— Start of RAW DATA —
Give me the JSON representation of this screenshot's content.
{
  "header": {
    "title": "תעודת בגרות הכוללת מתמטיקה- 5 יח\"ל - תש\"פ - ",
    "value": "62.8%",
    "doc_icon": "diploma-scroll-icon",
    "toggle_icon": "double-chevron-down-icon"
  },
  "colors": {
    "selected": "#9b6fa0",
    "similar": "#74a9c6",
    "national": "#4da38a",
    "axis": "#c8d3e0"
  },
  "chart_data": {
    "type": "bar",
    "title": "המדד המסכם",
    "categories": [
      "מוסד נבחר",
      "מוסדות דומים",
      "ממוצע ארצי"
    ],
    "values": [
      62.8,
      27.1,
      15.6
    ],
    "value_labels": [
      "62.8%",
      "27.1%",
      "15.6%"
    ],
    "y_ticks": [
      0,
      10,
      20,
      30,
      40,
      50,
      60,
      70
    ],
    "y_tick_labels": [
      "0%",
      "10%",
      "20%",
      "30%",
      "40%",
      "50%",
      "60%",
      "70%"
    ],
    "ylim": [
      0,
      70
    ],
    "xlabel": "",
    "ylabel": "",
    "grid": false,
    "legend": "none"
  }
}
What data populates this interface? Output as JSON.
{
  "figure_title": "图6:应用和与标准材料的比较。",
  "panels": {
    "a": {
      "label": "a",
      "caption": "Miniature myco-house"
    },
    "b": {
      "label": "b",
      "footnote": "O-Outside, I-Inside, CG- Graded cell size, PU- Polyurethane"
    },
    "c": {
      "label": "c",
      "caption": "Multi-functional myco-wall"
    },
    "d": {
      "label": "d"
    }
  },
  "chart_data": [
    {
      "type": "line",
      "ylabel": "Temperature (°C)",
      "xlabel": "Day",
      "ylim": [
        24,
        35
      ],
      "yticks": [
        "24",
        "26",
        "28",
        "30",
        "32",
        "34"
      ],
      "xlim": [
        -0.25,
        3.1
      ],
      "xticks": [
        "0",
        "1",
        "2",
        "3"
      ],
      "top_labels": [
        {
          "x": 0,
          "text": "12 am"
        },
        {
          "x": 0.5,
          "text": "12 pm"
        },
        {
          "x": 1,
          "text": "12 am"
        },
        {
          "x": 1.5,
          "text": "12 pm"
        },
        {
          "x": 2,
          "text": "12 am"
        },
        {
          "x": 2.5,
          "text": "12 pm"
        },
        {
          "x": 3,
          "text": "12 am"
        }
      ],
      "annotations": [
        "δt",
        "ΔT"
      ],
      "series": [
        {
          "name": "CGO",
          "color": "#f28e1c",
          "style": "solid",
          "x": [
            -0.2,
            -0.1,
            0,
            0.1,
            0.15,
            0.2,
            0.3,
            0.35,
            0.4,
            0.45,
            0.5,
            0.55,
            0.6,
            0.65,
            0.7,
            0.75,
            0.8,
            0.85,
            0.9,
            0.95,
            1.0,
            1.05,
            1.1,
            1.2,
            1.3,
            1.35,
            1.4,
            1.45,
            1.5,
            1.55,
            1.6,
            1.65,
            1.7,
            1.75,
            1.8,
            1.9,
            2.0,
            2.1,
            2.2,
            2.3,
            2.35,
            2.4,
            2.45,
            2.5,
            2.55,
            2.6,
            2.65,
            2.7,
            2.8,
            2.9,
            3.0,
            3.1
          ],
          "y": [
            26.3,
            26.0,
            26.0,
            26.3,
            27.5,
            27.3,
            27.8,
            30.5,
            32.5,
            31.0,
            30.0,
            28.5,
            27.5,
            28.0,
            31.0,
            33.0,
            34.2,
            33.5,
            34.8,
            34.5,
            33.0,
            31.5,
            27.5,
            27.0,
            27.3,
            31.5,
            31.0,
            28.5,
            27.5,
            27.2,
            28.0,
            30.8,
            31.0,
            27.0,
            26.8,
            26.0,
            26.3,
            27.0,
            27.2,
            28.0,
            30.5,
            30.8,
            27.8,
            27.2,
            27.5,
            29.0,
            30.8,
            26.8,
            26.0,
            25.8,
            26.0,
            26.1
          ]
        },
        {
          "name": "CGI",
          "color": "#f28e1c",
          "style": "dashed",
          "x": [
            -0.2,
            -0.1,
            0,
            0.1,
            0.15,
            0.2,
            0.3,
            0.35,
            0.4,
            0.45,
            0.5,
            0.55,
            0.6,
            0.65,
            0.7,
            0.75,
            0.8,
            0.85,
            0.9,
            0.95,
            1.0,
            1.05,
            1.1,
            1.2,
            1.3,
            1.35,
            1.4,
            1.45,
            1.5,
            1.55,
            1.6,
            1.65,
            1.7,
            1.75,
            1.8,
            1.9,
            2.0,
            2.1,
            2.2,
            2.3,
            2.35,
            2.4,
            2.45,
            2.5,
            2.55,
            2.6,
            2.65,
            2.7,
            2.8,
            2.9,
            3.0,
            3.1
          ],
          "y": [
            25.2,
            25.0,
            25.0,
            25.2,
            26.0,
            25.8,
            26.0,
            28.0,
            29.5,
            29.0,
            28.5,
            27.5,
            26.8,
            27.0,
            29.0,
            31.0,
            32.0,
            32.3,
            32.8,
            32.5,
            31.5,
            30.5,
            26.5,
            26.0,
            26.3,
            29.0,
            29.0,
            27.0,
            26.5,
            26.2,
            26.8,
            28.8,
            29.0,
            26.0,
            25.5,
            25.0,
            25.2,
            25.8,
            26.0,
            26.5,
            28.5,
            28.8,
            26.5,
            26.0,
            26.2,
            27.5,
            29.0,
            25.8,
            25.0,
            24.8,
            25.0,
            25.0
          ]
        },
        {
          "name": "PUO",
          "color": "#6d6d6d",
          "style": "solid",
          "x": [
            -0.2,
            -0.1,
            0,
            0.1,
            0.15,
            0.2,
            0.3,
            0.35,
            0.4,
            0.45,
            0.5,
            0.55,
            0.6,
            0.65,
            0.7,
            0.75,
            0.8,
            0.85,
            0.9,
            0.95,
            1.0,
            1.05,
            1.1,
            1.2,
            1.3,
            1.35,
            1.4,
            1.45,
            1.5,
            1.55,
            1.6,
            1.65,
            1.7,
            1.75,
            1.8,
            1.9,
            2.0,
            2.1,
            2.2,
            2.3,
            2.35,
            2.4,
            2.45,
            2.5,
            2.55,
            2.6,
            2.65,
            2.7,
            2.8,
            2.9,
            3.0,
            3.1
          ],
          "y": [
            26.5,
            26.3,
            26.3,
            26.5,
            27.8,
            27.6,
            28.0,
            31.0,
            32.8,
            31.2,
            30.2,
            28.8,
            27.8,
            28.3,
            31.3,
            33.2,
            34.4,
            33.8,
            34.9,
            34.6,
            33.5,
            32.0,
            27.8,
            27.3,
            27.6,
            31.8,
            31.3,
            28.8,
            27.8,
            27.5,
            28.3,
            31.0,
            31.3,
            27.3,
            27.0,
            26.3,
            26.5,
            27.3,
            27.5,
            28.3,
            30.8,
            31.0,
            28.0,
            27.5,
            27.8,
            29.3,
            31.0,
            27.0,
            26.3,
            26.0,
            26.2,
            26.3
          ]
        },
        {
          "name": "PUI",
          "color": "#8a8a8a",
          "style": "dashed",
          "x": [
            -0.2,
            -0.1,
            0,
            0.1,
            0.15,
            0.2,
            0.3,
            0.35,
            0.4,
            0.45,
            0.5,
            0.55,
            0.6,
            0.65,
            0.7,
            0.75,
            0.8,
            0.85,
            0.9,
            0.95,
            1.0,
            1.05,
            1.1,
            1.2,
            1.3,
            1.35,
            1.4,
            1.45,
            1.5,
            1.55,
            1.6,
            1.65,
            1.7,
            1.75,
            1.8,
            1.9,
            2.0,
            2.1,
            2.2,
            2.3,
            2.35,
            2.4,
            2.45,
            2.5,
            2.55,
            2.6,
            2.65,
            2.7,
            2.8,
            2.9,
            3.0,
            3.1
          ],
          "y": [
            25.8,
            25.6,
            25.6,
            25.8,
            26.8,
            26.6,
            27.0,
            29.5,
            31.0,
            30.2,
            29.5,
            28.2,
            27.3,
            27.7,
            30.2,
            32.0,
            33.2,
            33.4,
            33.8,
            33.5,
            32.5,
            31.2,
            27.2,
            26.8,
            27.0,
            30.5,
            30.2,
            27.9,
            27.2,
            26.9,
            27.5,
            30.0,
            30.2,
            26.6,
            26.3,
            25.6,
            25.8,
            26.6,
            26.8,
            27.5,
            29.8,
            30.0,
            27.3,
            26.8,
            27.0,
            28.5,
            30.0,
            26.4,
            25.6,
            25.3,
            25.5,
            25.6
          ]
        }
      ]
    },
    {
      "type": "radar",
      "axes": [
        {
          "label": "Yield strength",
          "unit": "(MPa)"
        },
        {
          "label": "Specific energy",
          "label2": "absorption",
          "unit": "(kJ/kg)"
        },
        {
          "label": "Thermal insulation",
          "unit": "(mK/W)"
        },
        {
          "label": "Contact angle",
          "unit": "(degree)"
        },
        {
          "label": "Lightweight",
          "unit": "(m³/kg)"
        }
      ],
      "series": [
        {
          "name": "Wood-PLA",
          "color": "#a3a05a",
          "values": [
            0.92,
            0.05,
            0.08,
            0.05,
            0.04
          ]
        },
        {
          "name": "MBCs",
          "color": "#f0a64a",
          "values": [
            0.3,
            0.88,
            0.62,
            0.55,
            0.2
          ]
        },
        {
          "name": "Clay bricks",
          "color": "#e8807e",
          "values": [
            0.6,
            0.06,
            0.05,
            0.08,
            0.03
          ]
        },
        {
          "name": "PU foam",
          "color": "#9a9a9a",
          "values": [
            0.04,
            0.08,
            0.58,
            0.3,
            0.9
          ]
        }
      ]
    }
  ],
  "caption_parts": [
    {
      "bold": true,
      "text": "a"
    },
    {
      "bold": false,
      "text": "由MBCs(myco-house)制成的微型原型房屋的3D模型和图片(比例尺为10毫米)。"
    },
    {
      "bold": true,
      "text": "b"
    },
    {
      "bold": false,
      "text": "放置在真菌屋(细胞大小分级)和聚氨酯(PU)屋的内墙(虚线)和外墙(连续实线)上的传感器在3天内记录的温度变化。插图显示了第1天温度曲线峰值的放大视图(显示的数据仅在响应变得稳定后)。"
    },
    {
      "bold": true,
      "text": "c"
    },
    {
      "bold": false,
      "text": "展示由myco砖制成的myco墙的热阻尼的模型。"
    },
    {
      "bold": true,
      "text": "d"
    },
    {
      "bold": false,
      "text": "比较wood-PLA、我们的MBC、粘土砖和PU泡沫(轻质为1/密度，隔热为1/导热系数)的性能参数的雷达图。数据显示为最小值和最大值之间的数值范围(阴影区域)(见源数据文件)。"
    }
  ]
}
— End of RAW DATA —
## TASK GOAL
Show, from the listing above, each line that contains the word "name".

## RESPONSE TO THE EXERCISE
          "name": "CGO",
          "name": "CGI",
          "name": "PUO",
          "name": "PUI",
          "name": "Wood-PLA",
          "name": "MBCs",
          "name": "Clay bricks",
          "name": "PU foam",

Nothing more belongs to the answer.